⟨

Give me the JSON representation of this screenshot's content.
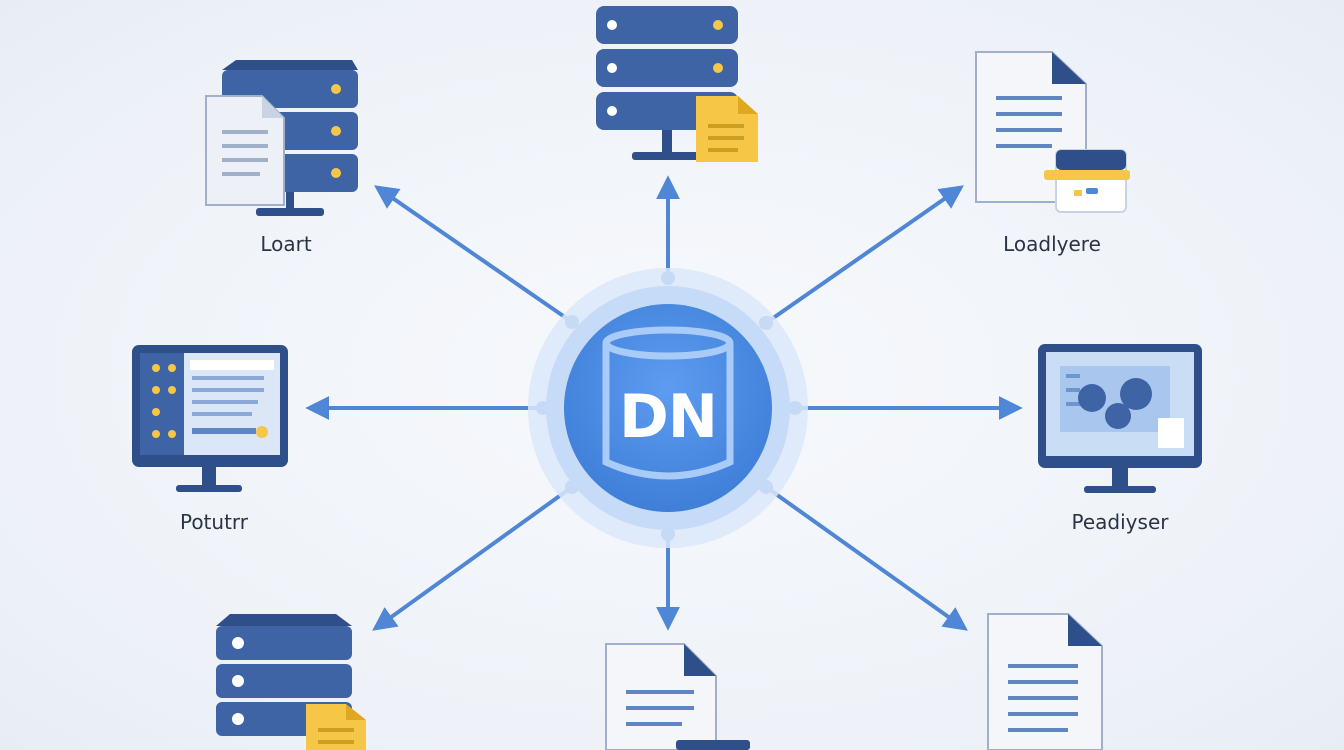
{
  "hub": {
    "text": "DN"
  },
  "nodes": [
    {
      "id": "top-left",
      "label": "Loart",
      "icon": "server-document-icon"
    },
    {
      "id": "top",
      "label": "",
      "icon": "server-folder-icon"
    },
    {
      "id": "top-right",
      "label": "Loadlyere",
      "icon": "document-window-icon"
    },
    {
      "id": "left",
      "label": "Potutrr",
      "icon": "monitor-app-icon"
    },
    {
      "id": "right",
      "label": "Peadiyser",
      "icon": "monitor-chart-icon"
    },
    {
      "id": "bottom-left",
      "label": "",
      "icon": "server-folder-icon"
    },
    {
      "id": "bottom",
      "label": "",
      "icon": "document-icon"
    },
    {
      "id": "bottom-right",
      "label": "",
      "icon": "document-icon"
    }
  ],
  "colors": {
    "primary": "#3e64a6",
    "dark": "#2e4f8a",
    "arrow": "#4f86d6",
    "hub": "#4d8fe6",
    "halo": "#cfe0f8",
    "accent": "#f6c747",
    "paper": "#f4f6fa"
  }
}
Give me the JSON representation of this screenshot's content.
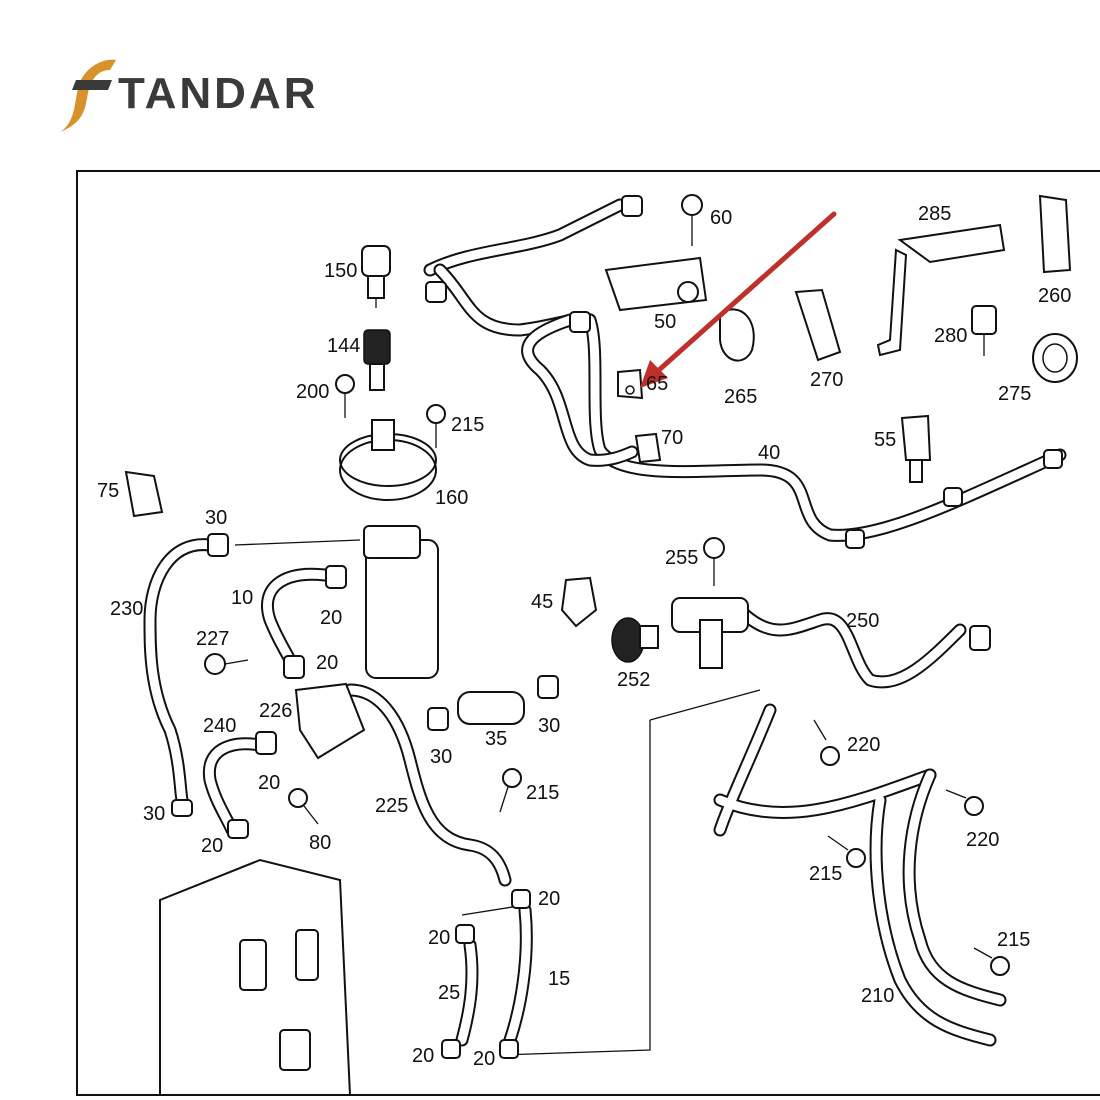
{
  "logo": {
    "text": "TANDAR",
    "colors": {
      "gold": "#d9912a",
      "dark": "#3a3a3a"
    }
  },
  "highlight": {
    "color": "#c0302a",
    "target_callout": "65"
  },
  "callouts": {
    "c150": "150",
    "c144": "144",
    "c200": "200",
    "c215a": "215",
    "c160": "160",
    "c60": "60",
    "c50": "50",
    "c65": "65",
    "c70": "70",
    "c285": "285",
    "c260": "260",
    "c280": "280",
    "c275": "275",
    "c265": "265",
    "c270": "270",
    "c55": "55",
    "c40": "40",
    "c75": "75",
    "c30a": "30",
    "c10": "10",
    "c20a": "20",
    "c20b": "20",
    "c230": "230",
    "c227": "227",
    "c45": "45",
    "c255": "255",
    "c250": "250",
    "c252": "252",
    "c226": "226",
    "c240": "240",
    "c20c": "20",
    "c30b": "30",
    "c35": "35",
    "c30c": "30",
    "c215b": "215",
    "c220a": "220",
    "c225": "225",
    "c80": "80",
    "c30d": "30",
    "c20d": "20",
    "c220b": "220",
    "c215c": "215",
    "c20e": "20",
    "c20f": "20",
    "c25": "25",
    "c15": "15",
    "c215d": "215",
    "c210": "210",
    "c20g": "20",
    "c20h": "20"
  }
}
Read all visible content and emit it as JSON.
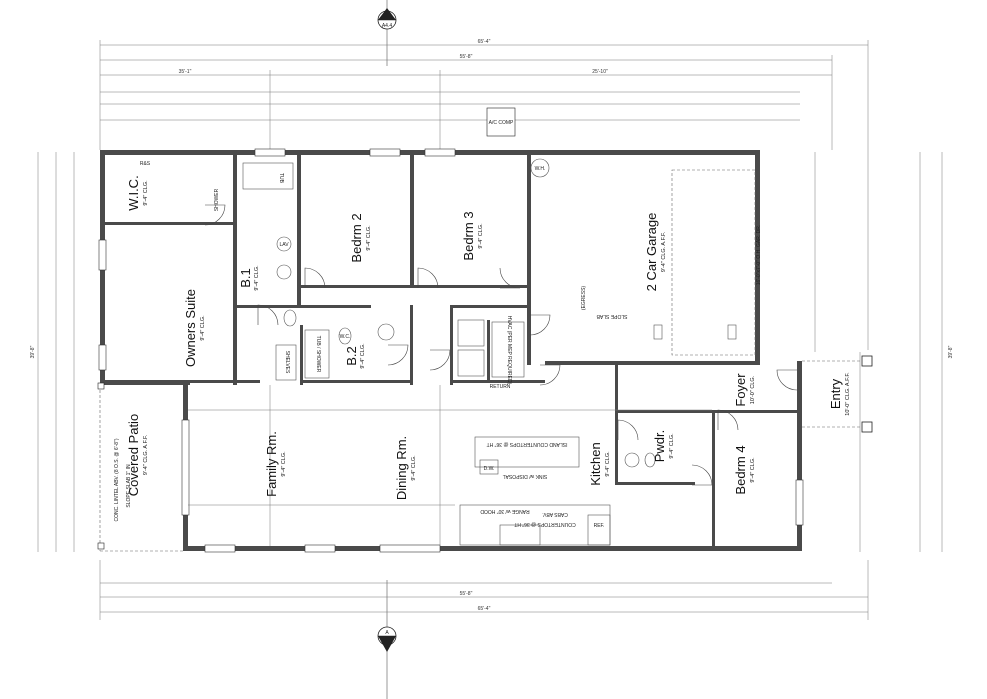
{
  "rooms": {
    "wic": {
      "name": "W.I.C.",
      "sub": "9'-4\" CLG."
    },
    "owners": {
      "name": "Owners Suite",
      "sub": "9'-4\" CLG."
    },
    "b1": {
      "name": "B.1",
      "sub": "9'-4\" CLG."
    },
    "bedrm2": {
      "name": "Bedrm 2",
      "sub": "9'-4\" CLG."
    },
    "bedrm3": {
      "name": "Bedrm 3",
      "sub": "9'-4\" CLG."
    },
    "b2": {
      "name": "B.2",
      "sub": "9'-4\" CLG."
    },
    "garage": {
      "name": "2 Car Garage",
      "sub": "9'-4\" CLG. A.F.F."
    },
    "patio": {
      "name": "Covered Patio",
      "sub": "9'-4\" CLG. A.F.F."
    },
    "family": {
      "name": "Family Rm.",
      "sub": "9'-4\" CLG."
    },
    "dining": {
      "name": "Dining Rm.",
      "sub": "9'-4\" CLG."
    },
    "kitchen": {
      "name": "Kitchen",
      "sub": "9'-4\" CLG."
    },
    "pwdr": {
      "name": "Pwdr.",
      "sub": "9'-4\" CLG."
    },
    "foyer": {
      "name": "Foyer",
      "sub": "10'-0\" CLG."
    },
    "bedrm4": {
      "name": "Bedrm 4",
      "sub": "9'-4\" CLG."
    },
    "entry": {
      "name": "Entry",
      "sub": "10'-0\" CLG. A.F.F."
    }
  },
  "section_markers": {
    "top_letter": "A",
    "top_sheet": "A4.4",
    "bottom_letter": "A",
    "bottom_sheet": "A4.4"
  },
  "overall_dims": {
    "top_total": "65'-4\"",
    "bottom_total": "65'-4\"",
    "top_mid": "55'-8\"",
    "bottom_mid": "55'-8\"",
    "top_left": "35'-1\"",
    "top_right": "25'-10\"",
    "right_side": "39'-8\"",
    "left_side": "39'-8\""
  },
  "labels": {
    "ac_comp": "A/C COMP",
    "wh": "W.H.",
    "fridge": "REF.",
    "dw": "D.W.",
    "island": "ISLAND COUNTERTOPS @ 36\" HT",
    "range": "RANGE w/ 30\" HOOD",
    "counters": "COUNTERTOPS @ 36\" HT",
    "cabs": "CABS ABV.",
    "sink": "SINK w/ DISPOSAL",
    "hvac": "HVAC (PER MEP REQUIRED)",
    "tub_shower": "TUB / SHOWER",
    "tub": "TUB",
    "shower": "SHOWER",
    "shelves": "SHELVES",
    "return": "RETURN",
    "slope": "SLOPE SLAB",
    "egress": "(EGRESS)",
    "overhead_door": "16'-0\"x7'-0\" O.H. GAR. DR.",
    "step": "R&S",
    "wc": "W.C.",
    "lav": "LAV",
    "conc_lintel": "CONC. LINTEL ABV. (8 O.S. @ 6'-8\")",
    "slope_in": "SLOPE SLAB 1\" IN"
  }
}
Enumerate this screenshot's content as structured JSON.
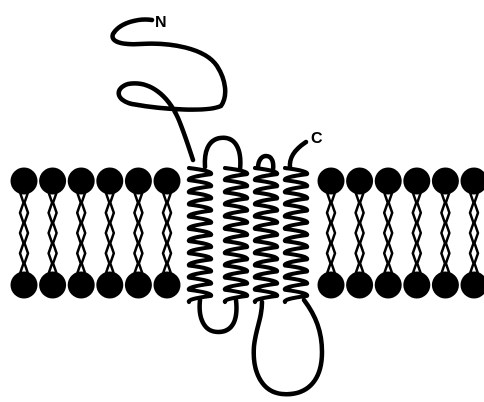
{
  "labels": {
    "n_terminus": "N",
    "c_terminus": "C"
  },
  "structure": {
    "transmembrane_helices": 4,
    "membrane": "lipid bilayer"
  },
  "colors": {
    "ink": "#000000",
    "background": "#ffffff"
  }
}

⟩

> _What is needed_:
Reproduce the full listing faithfully, but do not carry over any pictures.

> _Response to the exercise_:
Give me the JSON representation of this screenshot's content.
{
  "hub": {
    "text": "DN"
  },
  "nodes": [
    {
      "id": "top-left",
      "label": "Loart",
      "icon": "server-document-icon"
    },
    {
      "id": "top",
      "label": "",
      "icon": "server-folder-icon"
    },
    {
      "id": "top-right",
      "label": "Loadlyere",
      "icon": "document-window-icon"
    },
    {
      "id": "left",
      "label": "Potutrr",
      "icon": "monitor-app-icon"
    },
    {
      "id": "right",
      "label": "Peadiyser",
      "icon": "monitor-chart-icon"
    },
    {
      "id": "bottom-left",
      "label": "",
      "icon": "server-folder-icon"
    },
    {
      "id": "bottom",
      "label": "",
      "icon": "document-icon"
    },
    {
      "id": "bottom-right",
      "label": "",
      "icon": "document-icon"
    }
  ],
  "colors": {
    "primary": "#3e64a6",
    "dark": "#2e4f8a",
    "arrow": "#4f86d6",
    "hub": "#4d8fe6",
    "halo": "#cfe0f8",
    "accent": "#f6c747",
    "paper": "#f4f6fa"
  }
}
Give me the JSON representation of this screenshot's content.
{
  "logo": {
    "text": "TANDAR",
    "colors": {
      "gold": "#d9912a",
      "dark": "#3a3a3a"
    }
  },
  "highlight": {
    "color": "#c0302a",
    "target_callout": "65"
  },
  "callouts": {
    "c150": "150",
    "c144": "144",
    "c200": "200",
    "c215a": "215",
    "c160": "160",
    "c60": "60",
    "c50": "50",
    "c65": "65",
    "c70": "70",
    "c285": "285",
    "c260": "260",
    "c280": "280",
    "c275": "275",
    "c265": "265",
    "c270": "270",
    "c55": "55",
    "c40": "40",
    "c75": "75",
    "c30a": "30",
    "c10": "10",
    "c20a": "20",
    "c20b": "20",
    "c230": "230",
    "c227": "227",
    "c45": "45",
    "c255": "255",
    "c250": "250",
    "c252": "252",
    "c226": "226",
    "c240": "240",
    "c20c": "20",
    "c30b": "30",
    "c35": "35",
    "c30c": "30",
    "c215b": "215",
    "c220a": "220",
    "c225": "225",
    "c80": "80",
    "c30d": "30",
    "c20d": "20",
    "c220b": "220",
    "c215c": "215",
    "c20e": "20",
    "c20f": "20",
    "c25": "25",
    "c15": "15",
    "c215d": "215",
    "c210": "210",
    "c20g": "20",
    "c20h": "20"
  }
}
Read all visible content and emit it as JSON.
{
  "rooms": {
    "wic": {
      "name": "W.I.C.",
      "sub": "9'-4\" CLG."
    },
    "owners": {
      "name": "Owners Suite",
      "sub": "9'-4\" CLG."
    },
    "b1": {
      "name": "B.1",
      "sub": "9'-4\" CLG."
    },
    "bedrm2": {
      "name": "Bedrm 2",
      "sub": "9'-4\" CLG."
    },
    "bedrm3": {
      "name": "Bedrm 3",
      "sub": "9'-4\" CLG."
    },
    "b2": {
      "name": "B.2",
      "sub": "9'-4\" CLG."
    },
    "garage": {
      "name": "2 Car Garage",
      "sub": "9'-4\" CLG. A.F.F."
    },
    "patio": {
      "name": "Covered Patio",
      "sub": "9'-4\" CLG. A.F.F."
    },
    "family": {
      "name": "Family Rm.",
      "sub": "9'-4\" CLG."
    },
    "dining": {
      "name": "Dining Rm.",
      "sub": "9'-4\" CLG."
    },
    "kitchen": {
      "name": "Kitchen",
      "sub": "9'-4\" CLG."
    },
    "pwdr": {
      "name": "Pwdr.",
      "sub": "9'-4\" CLG."
    },
    "foyer": {
      "name": "Foyer",
      "sub": "10'-0\" CLG."
    },
    "bedrm4": {
      "name": "Bedrm 4",
      "sub": "9'-4\" CLG."
    },
    "entry": {
      "name": "Entry",
      "sub": "10'-0\" CLG. A.F.F."
    }
  },
  "section_markers": {
    "top_letter": "A",
    "top_sheet": "A4.4",
    "bottom_letter": "A",
    "bottom_sheet": "A4.4"
  },
  "overall_dims": {
    "top_total": "65'-4\"",
    "bottom_total": "65'-4\"",
    "top_mid": "55'-8\"",
    "bottom_mid": "55'-8\"",
    "top_left": "35'-1\"",
    "top_right": "25'-10\"",
    "right_side": "39'-8\"",
    "left_side": "39'-8\""
  },
  "labels": {
    "ac_comp": "A/C COMP",
    "wh": "W.H.",
    "fridge": "REF.",
    "dw": "D.W.",
    "island": "ISLAND COUNTERTOPS @ 36\" HT",
    "range": "RANGE w/ 30\" HOOD",
    "counters": "COUNTERTOPS @ 36\" HT",
    "cabs": "CABS ABV.",
    "sink": "SINK w/ DISPOSAL",
    "hvac": "HVAC (PER MEP REQUIRED)",
    "tub_shower": "TUB / SHOWER",
    "tub": "TUB",
    "shower": "SHOWER",
    "shelves": "SHELVES",
    "return": "RETURN",
    "slope": "SLOPE SLAB",
    "egress": "(EGRESS)",
    "overhead_door": "16'-0\"x7'-0\" O.H. GAR. DR.",
    "step": "R&S",
    "wc": "W.C.",
    "lav": "LAV",
    "conc_lintel": "CONC. LINTEL ABV. (8 O.S. @ 6'-8\")",
    "slope_in": "SLOPE SLAB 1\" IN"
  }
}
Enumerate this screenshot's content as structured JSON.
{
  "labels": {
    "n_terminus": "N",
    "c_terminus": "C"
  },
  "structure": {
    "transmembrane_helices": 4,
    "membrane": "lipid bilayer"
  },
  "colors": {
    "ink": "#000000",
    "background": "#ffffff"
  }
}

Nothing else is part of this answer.